Output the records. Match them exactly.

* DATA TO PROCESS:
* * *
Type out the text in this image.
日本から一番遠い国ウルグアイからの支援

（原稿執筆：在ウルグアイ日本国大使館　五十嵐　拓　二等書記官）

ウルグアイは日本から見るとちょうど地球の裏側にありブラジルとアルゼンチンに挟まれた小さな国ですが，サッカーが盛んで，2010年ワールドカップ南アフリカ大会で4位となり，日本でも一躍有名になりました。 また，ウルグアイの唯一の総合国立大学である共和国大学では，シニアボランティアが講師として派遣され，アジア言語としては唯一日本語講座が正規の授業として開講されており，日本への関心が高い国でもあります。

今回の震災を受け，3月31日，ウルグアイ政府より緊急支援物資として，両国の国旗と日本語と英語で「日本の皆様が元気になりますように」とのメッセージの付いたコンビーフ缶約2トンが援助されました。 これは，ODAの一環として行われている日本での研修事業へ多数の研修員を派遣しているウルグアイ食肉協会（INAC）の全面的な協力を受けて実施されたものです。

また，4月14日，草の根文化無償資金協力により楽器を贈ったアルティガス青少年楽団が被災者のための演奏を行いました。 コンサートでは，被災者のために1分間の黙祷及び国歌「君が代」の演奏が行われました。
* * *
* RESULT FOR THIS TASK:
Type out the text in this image.
日本から一番遠い国ウルグアイからの支援

（原稿執筆：在ウルグアイ日本国大使館　五十嵐　拓　二等書記官）

ウルグアイは日本から見るとちょうど地球の裏側にありブラジルとアルゼンチンに挟まれた小さな国ですが，サッカーが盛んで，2010年ワールドカップ南アフリカ大会で4位となり，日本でも一躍有名になりました。 また，ウルグアイの唯一の総合国立大学である共和国大学では，シニアボランティアが講師として派遣され，アジア言語としては唯一日本語講座が正規の授業として開講されており，日本への関心が高い国でもあります。

今回の震災を受け，3月31日，ウルグアイ政府より緊急支援物資として，両国の国旗と日本語と英語で「日本の皆様が元気になりますように」とのメッセージの付いたコンビーフ缶約2トンが援助されました。 これは，ODAの一環として行われている日本での研修事業へ多数の研修員を派遣しているウルグアイ食肉協会（INAC）の全面的な協力を受けて実施されたものです。

また，4月14日，草の根文化無償資金協力により楽器を贈ったアルティガス青少年楽団が被災者のための演奏を行いました。 コンサートでは，被災者のために1分間の黙祷及び国歌「君が代」の演奏が行われました。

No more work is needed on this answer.